**Problem statement**: Each record must be retyped in full. No character may differ.

**Entries shown**:

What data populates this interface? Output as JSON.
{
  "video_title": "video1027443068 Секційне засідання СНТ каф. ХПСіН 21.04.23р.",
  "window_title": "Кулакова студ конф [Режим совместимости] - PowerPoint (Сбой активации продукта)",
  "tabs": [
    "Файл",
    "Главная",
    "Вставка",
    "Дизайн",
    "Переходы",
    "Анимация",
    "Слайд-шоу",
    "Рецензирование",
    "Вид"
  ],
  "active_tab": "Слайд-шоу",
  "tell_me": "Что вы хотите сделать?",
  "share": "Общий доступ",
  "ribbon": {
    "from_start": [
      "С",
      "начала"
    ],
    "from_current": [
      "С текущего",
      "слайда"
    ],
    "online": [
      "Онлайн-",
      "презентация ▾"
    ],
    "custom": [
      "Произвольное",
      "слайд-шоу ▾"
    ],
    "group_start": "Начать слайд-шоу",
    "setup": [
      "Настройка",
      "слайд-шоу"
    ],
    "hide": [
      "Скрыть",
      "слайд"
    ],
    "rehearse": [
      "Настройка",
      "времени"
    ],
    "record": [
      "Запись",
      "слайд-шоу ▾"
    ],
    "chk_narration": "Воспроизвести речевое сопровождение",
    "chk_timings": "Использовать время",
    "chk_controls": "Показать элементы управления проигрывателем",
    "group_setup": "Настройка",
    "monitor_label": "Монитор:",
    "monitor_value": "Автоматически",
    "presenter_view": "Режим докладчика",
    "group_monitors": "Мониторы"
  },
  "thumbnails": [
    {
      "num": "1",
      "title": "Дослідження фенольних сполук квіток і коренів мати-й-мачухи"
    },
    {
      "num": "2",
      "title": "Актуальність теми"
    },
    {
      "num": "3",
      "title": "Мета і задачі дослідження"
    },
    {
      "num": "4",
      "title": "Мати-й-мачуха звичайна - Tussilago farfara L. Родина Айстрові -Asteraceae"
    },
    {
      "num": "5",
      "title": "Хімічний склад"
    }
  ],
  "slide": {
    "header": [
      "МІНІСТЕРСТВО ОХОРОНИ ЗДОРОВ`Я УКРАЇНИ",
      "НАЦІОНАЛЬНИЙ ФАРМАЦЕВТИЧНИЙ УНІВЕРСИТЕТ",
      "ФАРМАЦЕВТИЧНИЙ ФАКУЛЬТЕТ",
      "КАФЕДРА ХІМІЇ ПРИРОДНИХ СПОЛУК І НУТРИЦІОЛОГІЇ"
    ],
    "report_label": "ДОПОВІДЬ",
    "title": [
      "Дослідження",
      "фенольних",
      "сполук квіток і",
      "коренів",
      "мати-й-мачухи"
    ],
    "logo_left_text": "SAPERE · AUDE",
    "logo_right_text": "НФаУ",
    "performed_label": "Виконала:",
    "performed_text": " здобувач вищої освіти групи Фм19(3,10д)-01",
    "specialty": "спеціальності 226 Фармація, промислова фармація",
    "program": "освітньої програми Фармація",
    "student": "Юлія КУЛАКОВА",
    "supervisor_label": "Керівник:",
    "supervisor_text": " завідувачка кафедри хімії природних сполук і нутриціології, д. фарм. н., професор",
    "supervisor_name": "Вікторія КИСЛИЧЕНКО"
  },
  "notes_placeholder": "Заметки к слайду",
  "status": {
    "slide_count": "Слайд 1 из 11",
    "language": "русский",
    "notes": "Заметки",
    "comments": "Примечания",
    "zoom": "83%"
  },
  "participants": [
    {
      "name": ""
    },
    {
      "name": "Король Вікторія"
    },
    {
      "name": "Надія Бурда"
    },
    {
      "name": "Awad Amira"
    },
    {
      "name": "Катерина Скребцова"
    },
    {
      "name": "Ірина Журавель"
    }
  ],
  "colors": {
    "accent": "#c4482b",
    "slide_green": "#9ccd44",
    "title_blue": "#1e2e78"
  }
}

**Output below**:
What data populates this interface? Output as JSON.
{
  "video_title": "video1027443068 Секційне засідання СНТ каф. ХПСіН 21.04.23р.",
  "window_title": "Кулакова студ конф [Режим совместимости] - PowerPoint (Сбой активации продукта)",
  "tabs": [
    "Файл",
    "Главная",
    "Вставка",
    "Дизайн",
    "Переходы",
    "Анимация",
    "Слайд-шоу",
    "Рецензирование",
    "Вид"
  ],
  "active_tab": "Слайд-шоу",
  "tell_me": "Что вы хотите сделать?",
  "share": "Общий доступ",
  "ribbon": {
    "from_start": [
      "С",
      "начала"
    ],
    "from_current": [
      "С текущего",
      "слайда"
    ],
    "online": [
      "Онлайн-",
      "презентация ▾"
    ],
    "custom": [
      "Произвольное",
      "слайд-шоу ▾"
    ],
    "group_start": "Начать слайд-шоу",
    "setup": [
      "Настройка",
      "слайд-шоу"
    ],
    "hide": [
      "Скрыть",
      "слайд"
    ],
    "rehearse": [
      "Настройка",
      "времени"
    ],
    "record": [
      "Запись",
      "слайд-шоу ▾"
    ],
    "chk_narration": "Воспроизвести речевое сопровождение",
    "chk_timings": "Использовать время",
    "chk_controls": "Показать элементы управления проигрывателем",
    "group_setup": "Настройка",
    "monitor_label": "Монитор:",
    "monitor_value": "Автоматически",
    "presenter_view": "Режим докладчика",
    "group_monitors": "Мониторы"
  },
  "thumbnails": [
    {
      "num": "1",
      "title": "Дослідження фенольних сполук квіток і коренів мати-й-мачухи"
    },
    {
      "num": "2",
      "title": "Актуальність теми"
    },
    {
      "num": "3",
      "title": "Мета і задачі дослідження"
    },
    {
      "num": "4",
      "title": "Мати-й-мачуха звичайна - Tussilago farfara L. Родина Айстрові -Asteraceae"
    },
    {
      "num": "5",
      "title": "Хімічний склад"
    }
  ],
  "slide": {
    "header": [
      "МІНІСТЕРСТВО ОХОРОНИ ЗДОРОВ`Я УКРАЇНИ",
      "НАЦІОНАЛЬНИЙ ФАРМАЦЕВТИЧНИЙ УНІВЕРСИТЕТ",
      "ФАРМАЦЕВТИЧНИЙ ФАКУЛЬТЕТ",
      "КАФЕДРА ХІМІЇ ПРИРОДНИХ СПОЛУК І НУТРИЦІОЛОГІЇ"
    ],
    "report_label": "ДОПОВІДЬ",
    "title": [
      "Дослідження",
      "фенольних",
      "сполук квіток і",
      "коренів",
      "мати-й-мачухи"
    ],
    "logo_left_text": "SAPERE · AUDE",
    "logo_right_text": "НФаУ",
    "performed_label": "Виконала:",
    "performed_text": " здобувач вищої освіти групи Фм19(3,10д)-01",
    "specialty": "спеціальності 226 Фармація, промислова фармація",
    "program": "освітньої програми Фармація",
    "student": "Юлія КУЛАКОВА",
    "supervisor_label": "Керівник:",
    "supervisor_text": " завідувачка кафедри хімії природних сполук і нутриціології, д. фарм. н., професор",
    "supervisor_name": "Вікторія КИСЛИЧЕНКО"
  },
  "notes_placeholder": "Заметки к слайду",
  "status": {
    "slide_count": "Слайд 1 из 11",
    "language": "русский",
    "notes": "Заметки",
    "comments": "Примечания",
    "zoom": "83%"
  },
  "participants": [
    {
      "name": ""
    },
    {
      "name": "Король Вікторія"
    },
    {
      "name": "Надія Бурда"
    },
    {
      "name": "Awad Amira"
    },
    {
      "name": "Катерина Скребцова"
    },
    {
      "name": "Ірина Журавель"
    }
  ],
  "colors": {
    "accent": "#c4482b",
    "slide_green": "#9ccd44",
    "title_blue": "#1e2e78"
  }
}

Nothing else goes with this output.